Required task:
Copy out every line in the entries below that includes "icon".

## begin

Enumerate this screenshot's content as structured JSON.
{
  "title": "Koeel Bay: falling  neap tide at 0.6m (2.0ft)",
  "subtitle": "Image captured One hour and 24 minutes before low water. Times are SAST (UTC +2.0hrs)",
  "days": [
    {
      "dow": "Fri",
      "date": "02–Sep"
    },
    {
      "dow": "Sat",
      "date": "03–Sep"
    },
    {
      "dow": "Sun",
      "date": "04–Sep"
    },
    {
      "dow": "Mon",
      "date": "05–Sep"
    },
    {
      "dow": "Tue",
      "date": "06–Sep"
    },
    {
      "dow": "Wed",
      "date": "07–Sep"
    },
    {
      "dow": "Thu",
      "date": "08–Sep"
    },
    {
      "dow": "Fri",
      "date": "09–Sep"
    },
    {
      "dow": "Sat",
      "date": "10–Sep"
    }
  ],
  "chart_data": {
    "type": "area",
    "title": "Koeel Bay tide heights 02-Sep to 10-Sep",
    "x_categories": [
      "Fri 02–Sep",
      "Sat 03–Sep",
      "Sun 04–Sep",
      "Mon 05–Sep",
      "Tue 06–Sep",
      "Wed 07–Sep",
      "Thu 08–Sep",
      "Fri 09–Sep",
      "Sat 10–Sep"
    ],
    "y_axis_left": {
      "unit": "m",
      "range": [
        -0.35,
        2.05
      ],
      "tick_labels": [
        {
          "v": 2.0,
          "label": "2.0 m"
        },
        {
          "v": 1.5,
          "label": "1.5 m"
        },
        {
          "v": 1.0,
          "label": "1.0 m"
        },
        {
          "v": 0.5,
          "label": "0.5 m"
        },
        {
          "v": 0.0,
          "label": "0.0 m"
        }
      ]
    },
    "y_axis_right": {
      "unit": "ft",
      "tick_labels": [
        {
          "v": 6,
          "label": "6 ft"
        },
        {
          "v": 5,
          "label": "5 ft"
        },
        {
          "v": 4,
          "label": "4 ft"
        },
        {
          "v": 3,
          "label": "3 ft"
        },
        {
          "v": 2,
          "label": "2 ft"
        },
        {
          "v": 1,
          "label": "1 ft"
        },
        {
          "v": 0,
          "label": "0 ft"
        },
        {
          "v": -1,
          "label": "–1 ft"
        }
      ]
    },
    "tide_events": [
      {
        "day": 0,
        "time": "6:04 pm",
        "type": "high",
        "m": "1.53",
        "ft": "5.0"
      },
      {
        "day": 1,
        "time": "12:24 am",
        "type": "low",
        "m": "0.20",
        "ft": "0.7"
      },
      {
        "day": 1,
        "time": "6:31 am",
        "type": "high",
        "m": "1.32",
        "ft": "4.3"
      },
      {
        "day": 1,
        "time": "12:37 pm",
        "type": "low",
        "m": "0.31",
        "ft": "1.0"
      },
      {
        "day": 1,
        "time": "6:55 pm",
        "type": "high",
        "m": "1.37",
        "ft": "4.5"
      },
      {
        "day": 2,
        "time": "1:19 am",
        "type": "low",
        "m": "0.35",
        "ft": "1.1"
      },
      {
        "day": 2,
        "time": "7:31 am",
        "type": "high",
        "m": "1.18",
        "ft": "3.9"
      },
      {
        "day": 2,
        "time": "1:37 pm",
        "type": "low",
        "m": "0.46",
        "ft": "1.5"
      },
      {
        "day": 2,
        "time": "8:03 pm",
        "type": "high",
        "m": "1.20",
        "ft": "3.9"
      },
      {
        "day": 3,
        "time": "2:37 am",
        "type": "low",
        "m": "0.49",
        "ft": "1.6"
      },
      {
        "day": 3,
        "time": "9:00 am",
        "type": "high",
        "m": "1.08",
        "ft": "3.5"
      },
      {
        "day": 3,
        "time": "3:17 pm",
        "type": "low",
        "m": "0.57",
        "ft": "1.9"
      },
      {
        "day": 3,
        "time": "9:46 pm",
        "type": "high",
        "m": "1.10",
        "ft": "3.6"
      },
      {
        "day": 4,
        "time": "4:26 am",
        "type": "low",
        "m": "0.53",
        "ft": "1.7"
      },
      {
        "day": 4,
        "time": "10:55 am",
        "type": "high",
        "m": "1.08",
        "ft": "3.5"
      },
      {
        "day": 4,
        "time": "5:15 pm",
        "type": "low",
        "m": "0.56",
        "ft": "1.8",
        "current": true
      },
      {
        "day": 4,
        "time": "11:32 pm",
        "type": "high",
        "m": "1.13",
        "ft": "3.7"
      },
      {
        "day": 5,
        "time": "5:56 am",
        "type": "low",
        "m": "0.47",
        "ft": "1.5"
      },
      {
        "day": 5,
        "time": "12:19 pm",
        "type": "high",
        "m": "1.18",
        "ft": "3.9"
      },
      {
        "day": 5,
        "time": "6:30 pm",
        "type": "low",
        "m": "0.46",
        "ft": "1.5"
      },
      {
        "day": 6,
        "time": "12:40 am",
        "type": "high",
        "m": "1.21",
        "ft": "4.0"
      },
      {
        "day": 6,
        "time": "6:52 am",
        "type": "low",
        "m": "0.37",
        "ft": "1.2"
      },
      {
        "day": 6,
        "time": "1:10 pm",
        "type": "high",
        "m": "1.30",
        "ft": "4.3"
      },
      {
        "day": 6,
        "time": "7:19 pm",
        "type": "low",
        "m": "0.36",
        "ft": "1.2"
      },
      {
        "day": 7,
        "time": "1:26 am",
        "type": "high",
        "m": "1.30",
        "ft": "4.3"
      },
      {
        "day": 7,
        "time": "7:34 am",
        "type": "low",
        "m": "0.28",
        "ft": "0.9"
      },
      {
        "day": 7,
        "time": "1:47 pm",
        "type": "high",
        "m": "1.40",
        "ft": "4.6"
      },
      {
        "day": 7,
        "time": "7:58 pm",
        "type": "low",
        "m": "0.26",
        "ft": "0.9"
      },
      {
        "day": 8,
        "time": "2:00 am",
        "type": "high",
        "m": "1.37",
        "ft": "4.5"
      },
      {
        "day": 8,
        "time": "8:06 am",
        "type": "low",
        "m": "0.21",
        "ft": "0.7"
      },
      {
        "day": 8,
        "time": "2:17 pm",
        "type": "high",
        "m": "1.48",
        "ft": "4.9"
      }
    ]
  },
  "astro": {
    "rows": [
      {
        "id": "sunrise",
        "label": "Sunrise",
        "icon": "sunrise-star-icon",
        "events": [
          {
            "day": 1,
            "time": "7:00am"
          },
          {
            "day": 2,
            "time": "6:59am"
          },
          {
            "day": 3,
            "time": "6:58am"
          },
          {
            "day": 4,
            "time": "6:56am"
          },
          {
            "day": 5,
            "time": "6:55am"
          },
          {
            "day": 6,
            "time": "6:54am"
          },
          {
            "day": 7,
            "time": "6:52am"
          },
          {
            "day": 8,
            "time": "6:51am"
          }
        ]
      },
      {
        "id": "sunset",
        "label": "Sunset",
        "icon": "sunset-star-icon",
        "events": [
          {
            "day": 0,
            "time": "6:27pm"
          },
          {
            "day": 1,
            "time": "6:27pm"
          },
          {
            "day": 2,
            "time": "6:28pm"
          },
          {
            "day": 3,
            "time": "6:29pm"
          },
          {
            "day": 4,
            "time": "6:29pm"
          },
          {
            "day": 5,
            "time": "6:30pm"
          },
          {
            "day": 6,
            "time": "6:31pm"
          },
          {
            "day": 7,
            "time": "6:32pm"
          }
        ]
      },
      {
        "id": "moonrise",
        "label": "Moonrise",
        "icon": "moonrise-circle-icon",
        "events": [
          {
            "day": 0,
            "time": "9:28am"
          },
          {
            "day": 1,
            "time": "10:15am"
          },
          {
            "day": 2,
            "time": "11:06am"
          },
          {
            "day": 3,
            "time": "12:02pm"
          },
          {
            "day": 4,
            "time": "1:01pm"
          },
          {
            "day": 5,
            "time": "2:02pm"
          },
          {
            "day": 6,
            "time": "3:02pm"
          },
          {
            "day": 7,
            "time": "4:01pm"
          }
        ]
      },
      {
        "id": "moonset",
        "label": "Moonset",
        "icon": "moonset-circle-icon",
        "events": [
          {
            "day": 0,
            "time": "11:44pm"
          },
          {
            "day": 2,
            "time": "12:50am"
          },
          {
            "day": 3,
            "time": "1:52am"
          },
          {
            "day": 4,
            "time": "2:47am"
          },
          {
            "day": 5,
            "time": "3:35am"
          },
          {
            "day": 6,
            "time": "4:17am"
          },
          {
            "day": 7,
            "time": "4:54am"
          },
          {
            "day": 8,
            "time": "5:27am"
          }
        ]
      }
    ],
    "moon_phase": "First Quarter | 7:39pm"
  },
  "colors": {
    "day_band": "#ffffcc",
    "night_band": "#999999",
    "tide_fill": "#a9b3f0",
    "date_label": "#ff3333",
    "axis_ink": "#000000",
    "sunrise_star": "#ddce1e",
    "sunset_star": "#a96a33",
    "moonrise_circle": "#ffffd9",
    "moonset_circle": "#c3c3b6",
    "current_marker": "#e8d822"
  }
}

## end

Reply:
        "icon": "sunrise-star-icon",
        "icon": "sunset-star-icon",
        "icon": "moonrise-circle-icon",
        "icon": "moonset-circle-icon",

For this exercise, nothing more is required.